- _What you will do_: Return the records that follow, matching each one exactly.

- _Entries provided_:
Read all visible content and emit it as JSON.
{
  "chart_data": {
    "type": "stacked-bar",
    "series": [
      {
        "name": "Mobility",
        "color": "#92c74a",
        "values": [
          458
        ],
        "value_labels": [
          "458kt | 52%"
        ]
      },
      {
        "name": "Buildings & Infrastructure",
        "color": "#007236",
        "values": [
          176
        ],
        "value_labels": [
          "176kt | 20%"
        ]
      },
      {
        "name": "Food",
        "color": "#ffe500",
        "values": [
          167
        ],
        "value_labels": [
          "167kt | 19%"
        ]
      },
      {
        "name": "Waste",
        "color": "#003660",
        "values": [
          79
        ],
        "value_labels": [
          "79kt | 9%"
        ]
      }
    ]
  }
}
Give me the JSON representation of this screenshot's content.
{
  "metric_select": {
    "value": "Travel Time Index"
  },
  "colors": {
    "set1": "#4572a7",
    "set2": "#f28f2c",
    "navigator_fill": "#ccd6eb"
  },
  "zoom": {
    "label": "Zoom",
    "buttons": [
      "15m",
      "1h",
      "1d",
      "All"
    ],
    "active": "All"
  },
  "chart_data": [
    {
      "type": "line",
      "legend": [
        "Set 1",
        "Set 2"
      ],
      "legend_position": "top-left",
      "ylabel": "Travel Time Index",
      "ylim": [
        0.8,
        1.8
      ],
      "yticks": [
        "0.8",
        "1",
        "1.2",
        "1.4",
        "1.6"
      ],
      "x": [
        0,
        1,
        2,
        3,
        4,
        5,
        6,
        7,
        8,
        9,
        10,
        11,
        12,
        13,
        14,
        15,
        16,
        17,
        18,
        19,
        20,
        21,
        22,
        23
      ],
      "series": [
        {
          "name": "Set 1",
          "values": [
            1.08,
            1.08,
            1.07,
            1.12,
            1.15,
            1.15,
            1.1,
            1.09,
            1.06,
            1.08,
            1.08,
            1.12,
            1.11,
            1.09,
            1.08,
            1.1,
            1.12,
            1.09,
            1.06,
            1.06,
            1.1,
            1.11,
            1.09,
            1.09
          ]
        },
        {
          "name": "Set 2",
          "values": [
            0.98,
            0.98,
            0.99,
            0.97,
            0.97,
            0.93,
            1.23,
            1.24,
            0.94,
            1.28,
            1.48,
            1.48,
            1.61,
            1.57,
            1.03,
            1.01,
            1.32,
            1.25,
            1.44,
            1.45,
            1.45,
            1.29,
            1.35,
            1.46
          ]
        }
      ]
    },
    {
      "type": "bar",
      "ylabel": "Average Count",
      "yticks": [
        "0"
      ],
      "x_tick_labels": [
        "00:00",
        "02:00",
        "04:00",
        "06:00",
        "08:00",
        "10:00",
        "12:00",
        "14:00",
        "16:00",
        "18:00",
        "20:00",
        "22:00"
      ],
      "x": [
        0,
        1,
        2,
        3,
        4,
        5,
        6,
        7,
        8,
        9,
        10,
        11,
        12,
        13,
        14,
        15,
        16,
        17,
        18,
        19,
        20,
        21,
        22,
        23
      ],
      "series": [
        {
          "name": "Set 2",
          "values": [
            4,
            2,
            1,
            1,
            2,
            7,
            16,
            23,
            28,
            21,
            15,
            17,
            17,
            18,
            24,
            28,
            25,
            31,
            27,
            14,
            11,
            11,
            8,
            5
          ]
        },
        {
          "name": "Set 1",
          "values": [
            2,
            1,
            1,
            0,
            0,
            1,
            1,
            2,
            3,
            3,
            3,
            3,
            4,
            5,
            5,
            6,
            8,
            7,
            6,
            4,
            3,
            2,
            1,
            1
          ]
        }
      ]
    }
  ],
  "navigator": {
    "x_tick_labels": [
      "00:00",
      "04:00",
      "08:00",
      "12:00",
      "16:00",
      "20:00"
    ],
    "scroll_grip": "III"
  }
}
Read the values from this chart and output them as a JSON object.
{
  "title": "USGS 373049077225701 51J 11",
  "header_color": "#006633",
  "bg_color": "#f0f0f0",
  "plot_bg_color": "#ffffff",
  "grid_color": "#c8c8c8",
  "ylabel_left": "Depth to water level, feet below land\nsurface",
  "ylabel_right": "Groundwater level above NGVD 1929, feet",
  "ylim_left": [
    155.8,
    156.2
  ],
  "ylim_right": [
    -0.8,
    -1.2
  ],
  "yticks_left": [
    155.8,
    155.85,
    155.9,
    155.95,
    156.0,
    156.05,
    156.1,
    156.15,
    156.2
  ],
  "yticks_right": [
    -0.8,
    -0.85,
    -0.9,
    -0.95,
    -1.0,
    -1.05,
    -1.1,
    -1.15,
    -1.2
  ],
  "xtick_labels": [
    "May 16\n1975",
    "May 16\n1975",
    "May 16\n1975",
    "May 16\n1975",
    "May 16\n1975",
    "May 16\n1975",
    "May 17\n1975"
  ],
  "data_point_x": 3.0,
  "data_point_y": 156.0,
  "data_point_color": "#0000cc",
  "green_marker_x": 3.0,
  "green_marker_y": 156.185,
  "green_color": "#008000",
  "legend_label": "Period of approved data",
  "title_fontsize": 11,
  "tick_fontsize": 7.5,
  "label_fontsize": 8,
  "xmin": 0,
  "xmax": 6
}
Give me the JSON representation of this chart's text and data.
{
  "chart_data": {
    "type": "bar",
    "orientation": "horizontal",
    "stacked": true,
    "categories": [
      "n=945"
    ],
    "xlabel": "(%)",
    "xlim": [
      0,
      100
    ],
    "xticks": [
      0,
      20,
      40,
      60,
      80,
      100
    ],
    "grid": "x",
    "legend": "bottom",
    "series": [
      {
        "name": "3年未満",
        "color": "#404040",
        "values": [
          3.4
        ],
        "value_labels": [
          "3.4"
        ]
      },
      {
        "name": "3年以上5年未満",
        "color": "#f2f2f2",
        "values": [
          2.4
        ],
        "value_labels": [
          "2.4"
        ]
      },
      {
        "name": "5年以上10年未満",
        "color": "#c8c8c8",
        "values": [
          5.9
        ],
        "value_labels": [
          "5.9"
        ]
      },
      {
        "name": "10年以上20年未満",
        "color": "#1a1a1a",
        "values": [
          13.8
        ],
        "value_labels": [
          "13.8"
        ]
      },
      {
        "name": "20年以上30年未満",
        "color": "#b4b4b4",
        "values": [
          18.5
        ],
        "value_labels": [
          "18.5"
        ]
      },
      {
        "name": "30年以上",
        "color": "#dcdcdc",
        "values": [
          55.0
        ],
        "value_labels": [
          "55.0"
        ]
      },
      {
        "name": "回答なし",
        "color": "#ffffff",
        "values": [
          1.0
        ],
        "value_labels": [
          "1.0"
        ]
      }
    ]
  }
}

- _Final result_:
Read all visible content and emit it as JSON.
{
  "chart_data": {
    "type": "stacked-bar",
    "series": [
      {
        "name": "Mobility",
        "color": "#92c74a",
        "values": [
          458
        ],
        "value_labels": [
          "458kt | 52%"
        ]
      },
      {
        "name": "Buildings & Infrastructure",
        "color": "#007236",
        "values": [
          176
        ],
        "value_labels": [
          "176kt | 20%"
        ]
      },
      {
        "name": "Food",
        "color": "#ffe500",
        "values": [
          167
        ],
        "value_labels": [
          "167kt | 19%"
        ]
      },
      {
        "name": "Waste",
        "color": "#003660",
        "values": [
          79
        ],
        "value_labels": [
          "79kt | 9%"
        ]
      }
    ]
  }
}
Give me the JSON representation of this screenshot's content.
{
  "metric_select": {
    "value": "Travel Time Index"
  },
  "colors": {
    "set1": "#4572a7",
    "set2": "#f28f2c",
    "navigator_fill": "#ccd6eb"
  },
  "zoom": {
    "label": "Zoom",
    "buttons": [
      "15m",
      "1h",
      "1d",
      "All"
    ],
    "active": "All"
  },
  "chart_data": [
    {
      "type": "line",
      "legend": [
        "Set 1",
        "Set 2"
      ],
      "legend_position": "top-left",
      "ylabel": "Travel Time Index",
      "ylim": [
        0.8,
        1.8
      ],
      "yticks": [
        "0.8",
        "1",
        "1.2",
        "1.4",
        "1.6"
      ],
      "x": [
        0,
        1,
        2,
        3,
        4,
        5,
        6,
        7,
        8,
        9,
        10,
        11,
        12,
        13,
        14,
        15,
        16,
        17,
        18,
        19,
        20,
        21,
        22,
        23
      ],
      "series": [
        {
          "name": "Set 1",
          "values": [
            1.08,
            1.08,
            1.07,
            1.12,
            1.15,
            1.15,
            1.1,
            1.09,
            1.06,
            1.08,
            1.08,
            1.12,
            1.11,
            1.09,
            1.08,
            1.1,
            1.12,
            1.09,
            1.06,
            1.06,
            1.1,
            1.11,
            1.09,
            1.09
          ]
        },
        {
          "name": "Set 2",
          "values": [
            0.98,
            0.98,
            0.99,
            0.97,
            0.97,
            0.93,
            1.23,
            1.24,
            0.94,
            1.28,
            1.48,
            1.48,
            1.61,
            1.57,
            1.03,
            1.01,
            1.32,
            1.25,
            1.44,
            1.45,
            1.45,
            1.29,
            1.35,
            1.46
          ]
        }
      ]
    },
    {
      "type": "bar",
      "ylabel": "Average Count",
      "yticks": [
        "0"
      ],
      "x_tick_labels": [
        "00:00",
        "02:00",
        "04:00",
        "06:00",
        "08:00",
        "10:00",
        "12:00",
        "14:00",
        "16:00",
        "18:00",
        "20:00",
        "22:00"
      ],
      "x": [
        0,
        1,
        2,
        3,
        4,
        5,
        6,
        7,
        8,
        9,
        10,
        11,
        12,
        13,
        14,
        15,
        16,
        17,
        18,
        19,
        20,
        21,
        22,
        23
      ],
      "series": [
        {
          "name": "Set 2",
          "values": [
            4,
            2,
            1,
            1,
            2,
            7,
            16,
            23,
            28,
            21,
            15,
            17,
            17,
            18,
            24,
            28,
            25,
            31,
            27,
            14,
            11,
            11,
            8,
            5
          ]
        },
        {
          "name": "Set 1",
          "values": [
            2,
            1,
            1,
            0,
            0,
            1,
            1,
            2,
            3,
            3,
            3,
            3,
            4,
            5,
            5,
            6,
            8,
            7,
            6,
            4,
            3,
            2,
            1,
            1
          ]
        }
      ]
    }
  ],
  "navigator": {
    "x_tick_labels": [
      "00:00",
      "04:00",
      "08:00",
      "12:00",
      "16:00",
      "20:00"
    ],
    "scroll_grip": "III"
  }
}
Read the values from this chart and output them as a JSON object.
{
  "title": "USGS 373049077225701 51J 11",
  "header_color": "#006633",
  "bg_color": "#f0f0f0",
  "plot_bg_color": "#ffffff",
  "grid_color": "#c8c8c8",
  "ylabel_left": "Depth to water level, feet below land\nsurface",
  "ylabel_right": "Groundwater level above NGVD 1929, feet",
  "ylim_left": [
    155.8,
    156.2
  ],
  "ylim_right": [
    -0.8,
    -1.2
  ],
  "yticks_left": [
    155.8,
    155.85,
    155.9,
    155.95,
    156.0,
    156.05,
    156.1,
    156.15,
    156.2
  ],
  "yticks_right": [
    -0.8,
    -0.85,
    -0.9,
    -0.95,
    -1.0,
    -1.05,
    -1.1,
    -1.15,
    -1.2
  ],
  "xtick_labels": [
    "May 16\n1975",
    "May 16\n1975",
    "May 16\n1975",
    "May 16\n1975",
    "May 16\n1975",
    "May 16\n1975",
    "May 17\n1975"
  ],
  "data_point_x": 3.0,
  "data_point_y": 156.0,
  "data_point_color": "#0000cc",
  "green_marker_x": 3.0,
  "green_marker_y": 156.185,
  "green_color": "#008000",
  "legend_label": "Period of approved data",
  "title_fontsize": 11,
  "tick_fontsize": 7.5,
  "label_fontsize": 8,
  "xmin": 0,
  "xmax": 6
}
Give me the JSON representation of this chart's text and data.
{
  "chart_data": {
    "type": "bar",
    "orientation": "horizontal",
    "stacked": true,
    "categories": [
      "n=945"
    ],
    "xlabel": "(%)",
    "xlim": [
      0,
      100
    ],
    "xticks": [
      0,
      20,
      40,
      60,
      80,
      100
    ],
    "grid": "x",
    "legend": "bottom",
    "series": [
      {
        "name": "3年未満",
        "color": "#404040",
        "values": [
          3.4
        ],
        "value_labels": [
          "3.4"
        ]
      },
      {
        "name": "3年以上5年未満",
        "color": "#f2f2f2",
        "values": [
          2.4
        ],
        "value_labels": [
          "2.4"
        ]
      },
      {
        "name": "5年以上10年未満",
        "color": "#c8c8c8",
        "values": [
          5.9
        ],
        "value_labels": [
          "5.9"
        ]
      },
      {
        "name": "10年以上20年未満",
        "color": "#1a1a1a",
        "values": [
          13.8
        ],
        "value_labels": [
          "13.8"
        ]
      },
      {
        "name": "20年以上30年未満",
        "color": "#b4b4b4",
        "values": [
          18.5
        ],
        "value_labels": [
          "18.5"
        ]
      },
      {
        "name": "30年以上",
        "color": "#dcdcdc",
        "values": [
          55.0
        ],
        "value_labels": [
          "55.0"
        ]
      },
      {
        "name": "回答なし",
        "color": "#ffffff",
        "values": [
          1.0
        ],
        "value_labels": [
          "1.0"
        ]
      }
    ]
  }
}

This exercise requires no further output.